__EXERCISE GOAL__. Omit images. Retype all entries verbatim.

------------

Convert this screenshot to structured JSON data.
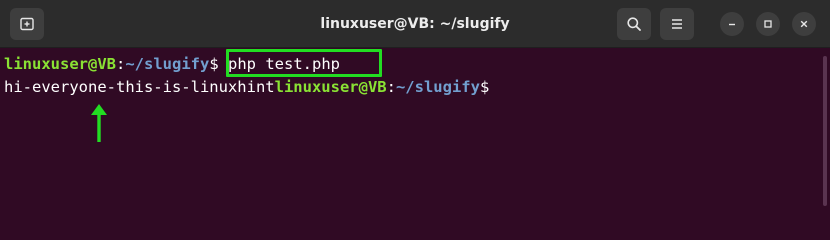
{
  "window": {
    "title": "linuxuser@VB: ~/slugify"
  },
  "titlebar": {
    "icons": [
      "new-tab-icon",
      "search-icon",
      "hamburger-menu-icon",
      "minimize-icon",
      "maximize-icon",
      "close-icon"
    ]
  },
  "terminal": {
    "prompt1": {
      "user_host": "linuxuser@VB",
      "colon": ":",
      "path": "~/slugify",
      "symbol": "$",
      "command": " php test.php"
    },
    "output": "hi-everyone-this-is-linuxhint",
    "prompt2": {
      "user_host": "linuxuser@VB",
      "colon": ":",
      "path": "~/slugify",
      "symbol": "$"
    }
  },
  "colors": {
    "background": "#300a24",
    "titlebar": "#2c2c2c",
    "user_host": "#8ae234",
    "path": "#729fcf",
    "annotation": "#22dd22"
  }
}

------------

__ANSWER TO THE TASK__.
Convert this screenshot to structured JSON data.
{
  "window": {
    "title": "linuxuser@VB: ~/slugify"
  },
  "titlebar": {
    "icons": [
      "new-tab-icon",
      "search-icon",
      "hamburger-menu-icon",
      "minimize-icon",
      "maximize-icon",
      "close-icon"
    ]
  },
  "terminal": {
    "prompt1": {
      "user_host": "linuxuser@VB",
      "colon": ":",
      "path": "~/slugify",
      "symbol": "$",
      "command": " php test.php"
    },
    "output": "hi-everyone-this-is-linuxhint",
    "prompt2": {
      "user_host": "linuxuser@VB",
      "colon": ":",
      "path": "~/slugify",
      "symbol": "$"
    }
  },
  "colors": {
    "background": "#300a24",
    "titlebar": "#2c2c2c",
    "user_host": "#8ae234",
    "path": "#729fcf",
    "annotation": "#22dd22"
  }
}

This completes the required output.